### SUPPLIED TEXT:
This blog post analyzes the impact of ballast water on marine ecosystems, explores problems caused by the introduction of invasive species, and examines ballast water treatment systems (BWTS) designed to address these issues.
Ms. K, a Korean woman who enjoys eating Chilean grapes—edible with skin and high in sugar content—orders them without fail every day. She maintains her health by eating fresh, sweet Chilean grapes for breakfast each morning. She has never considered how far these grapes travel or the processes they undergo to reach her, but she is simply satisfied that they always arrive fresh.
At the Chilean grape factory receiving the order, the grapes are loaded into a container ship bound for Korea. These grapes are carefully packaged and meticulously managed to maintain freshness during their long voyage to Ms. K’s table. Countless people collaborate throughout this process, striving to preserve the grapes’ top quality until the moment they reach Ms. K.
A container ship arrives at Busan Port after crossing half the globe. But the fish living in the waters off Busan are horrified. They’ve never seen these foreign fish before—Chilean fish have suddenly appeared in vast numbers. For the fish of Busan’s coastal waters, this situation is like a completely unknown new world suddenly appearing. The moment they encounter these unfamiliar Chilean fish, the ecosystem loses its delicate balance, and signs of change begin to appear.
Did you know that ordering Chilean grapes might also bring Chilean fish? While this fact may seem unfamiliar to many, it actually happens every day. How did these fish end up in Korea? Before explaining why, readers must first understand what ballast water is. For a ship to float and move on the sea, the depth to which it is submerged in seawater must be maintained appropriately. To achieve this, the ship loads a certain amount of seawater inside. Specifically, seawater is repeatedly loaded into designated spaces (tanks) within the ship and then discharged to maintain the ship’s balance. This seawater used for maintaining balance is called ballast water.
Container ships carrying grapes from Chile also inevitably depart loaded with this ballast water, i.e., seawater. However, this seawater contains diverse Chilean species. Not only fish, but also small plankton and microscopic marine organisms are transported along with it. These organisms are typically very small creatures that people rarely notice, yet their migration routes are global. At Busan Port, the container ship discharges the ballast water used for its long voyage and takes on new ballast water. It is during this process that Chilean fish appear before Korean fish in the waters off Busan. Consequently, the ecosystem off Busan faces a new challenge.
UK shipping analyst Clarksons forecasts global container cargo volume for 2024 at 208 million TEUs. You may be unfamiliar with the unit TEU. TEU stands for Twenty-foot Equivalent Unit, representing a single container measuring 20 feet in length, 8 feet in height, and 8 feet in width. While this is just one container, it reminds us that millions of containers departing from ports worldwide are transported in the same manner. This illustrates the immense volume of cargo carried globally via container ships. During this transport process, an equally staggering number of fish are also being carried worldwide via ballast water. It’s no longer surprising to find fish originating from Chile discovered in Busan, or conversely, Korean marine life found on other continents.

### ENTRIES SHOWN:
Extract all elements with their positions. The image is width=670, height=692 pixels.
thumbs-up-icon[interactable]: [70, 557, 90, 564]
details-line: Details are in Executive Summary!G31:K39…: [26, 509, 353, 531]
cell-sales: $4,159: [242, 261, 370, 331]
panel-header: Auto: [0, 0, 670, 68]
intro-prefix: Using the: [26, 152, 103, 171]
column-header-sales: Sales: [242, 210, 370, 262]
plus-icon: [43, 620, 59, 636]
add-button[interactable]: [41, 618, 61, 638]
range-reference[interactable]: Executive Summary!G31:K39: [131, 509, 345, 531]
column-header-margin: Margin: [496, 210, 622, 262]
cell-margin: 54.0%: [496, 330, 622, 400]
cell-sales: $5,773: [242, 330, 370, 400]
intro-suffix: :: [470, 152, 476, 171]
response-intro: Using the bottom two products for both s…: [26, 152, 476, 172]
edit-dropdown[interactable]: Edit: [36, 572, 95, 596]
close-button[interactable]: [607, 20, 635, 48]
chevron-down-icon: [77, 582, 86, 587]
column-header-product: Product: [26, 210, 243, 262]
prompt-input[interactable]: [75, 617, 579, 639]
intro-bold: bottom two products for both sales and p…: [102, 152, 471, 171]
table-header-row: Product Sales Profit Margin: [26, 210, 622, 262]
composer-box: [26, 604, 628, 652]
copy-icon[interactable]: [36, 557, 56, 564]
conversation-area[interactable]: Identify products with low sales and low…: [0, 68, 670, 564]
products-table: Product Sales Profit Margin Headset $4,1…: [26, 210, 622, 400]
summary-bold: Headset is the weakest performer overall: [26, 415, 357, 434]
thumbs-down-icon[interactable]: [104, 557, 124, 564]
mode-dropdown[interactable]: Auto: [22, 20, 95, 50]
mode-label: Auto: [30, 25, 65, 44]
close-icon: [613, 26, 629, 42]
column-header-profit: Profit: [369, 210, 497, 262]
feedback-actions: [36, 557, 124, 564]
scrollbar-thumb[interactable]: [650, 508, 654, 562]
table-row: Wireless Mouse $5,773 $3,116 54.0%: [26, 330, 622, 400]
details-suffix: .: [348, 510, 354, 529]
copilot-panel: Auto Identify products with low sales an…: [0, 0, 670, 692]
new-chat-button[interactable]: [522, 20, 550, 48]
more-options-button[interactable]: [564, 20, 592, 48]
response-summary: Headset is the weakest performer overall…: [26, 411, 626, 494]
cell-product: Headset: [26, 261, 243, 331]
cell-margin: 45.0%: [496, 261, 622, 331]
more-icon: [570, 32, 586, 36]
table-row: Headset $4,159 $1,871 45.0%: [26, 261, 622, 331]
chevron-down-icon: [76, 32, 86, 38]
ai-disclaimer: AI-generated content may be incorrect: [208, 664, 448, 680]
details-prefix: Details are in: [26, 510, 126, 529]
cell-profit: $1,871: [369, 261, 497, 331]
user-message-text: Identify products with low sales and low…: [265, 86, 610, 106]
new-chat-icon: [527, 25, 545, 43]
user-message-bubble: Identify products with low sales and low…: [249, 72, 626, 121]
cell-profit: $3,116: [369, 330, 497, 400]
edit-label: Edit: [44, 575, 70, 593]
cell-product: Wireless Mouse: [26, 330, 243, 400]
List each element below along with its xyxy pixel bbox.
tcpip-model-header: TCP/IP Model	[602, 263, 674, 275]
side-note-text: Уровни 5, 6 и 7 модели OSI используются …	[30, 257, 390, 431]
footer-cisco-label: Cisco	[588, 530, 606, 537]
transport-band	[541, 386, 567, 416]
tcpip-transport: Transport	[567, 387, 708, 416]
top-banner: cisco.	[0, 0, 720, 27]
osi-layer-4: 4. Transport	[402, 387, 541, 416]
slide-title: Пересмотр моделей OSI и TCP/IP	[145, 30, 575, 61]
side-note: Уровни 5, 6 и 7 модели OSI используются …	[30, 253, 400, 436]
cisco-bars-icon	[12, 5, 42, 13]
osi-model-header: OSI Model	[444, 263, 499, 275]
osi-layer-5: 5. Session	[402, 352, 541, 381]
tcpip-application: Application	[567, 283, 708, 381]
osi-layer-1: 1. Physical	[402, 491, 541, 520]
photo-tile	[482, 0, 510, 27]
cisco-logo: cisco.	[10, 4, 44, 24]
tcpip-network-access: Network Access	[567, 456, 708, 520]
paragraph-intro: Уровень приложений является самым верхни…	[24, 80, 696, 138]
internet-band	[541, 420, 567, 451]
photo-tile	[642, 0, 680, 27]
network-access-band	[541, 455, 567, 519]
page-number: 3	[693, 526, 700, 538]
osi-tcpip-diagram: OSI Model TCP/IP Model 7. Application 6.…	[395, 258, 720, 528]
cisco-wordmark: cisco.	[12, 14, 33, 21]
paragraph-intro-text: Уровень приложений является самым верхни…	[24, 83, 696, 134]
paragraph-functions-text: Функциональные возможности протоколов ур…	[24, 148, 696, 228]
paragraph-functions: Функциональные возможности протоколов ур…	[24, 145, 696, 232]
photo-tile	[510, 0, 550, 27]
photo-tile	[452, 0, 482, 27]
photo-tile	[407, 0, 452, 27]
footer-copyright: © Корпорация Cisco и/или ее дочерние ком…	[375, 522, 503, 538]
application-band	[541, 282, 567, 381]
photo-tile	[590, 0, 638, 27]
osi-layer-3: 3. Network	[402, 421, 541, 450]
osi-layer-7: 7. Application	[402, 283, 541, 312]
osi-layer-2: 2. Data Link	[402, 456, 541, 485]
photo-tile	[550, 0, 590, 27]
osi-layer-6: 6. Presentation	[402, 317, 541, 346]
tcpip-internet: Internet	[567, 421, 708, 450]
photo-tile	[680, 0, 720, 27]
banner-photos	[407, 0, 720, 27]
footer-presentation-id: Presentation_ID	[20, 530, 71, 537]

### DIRECTIONS:
According to the ballast water post, what does the unit TEU stand for? The material is separate from the ballast water post.

### RESPONSE BELOW:
Twenty-foot Equivalent Unit.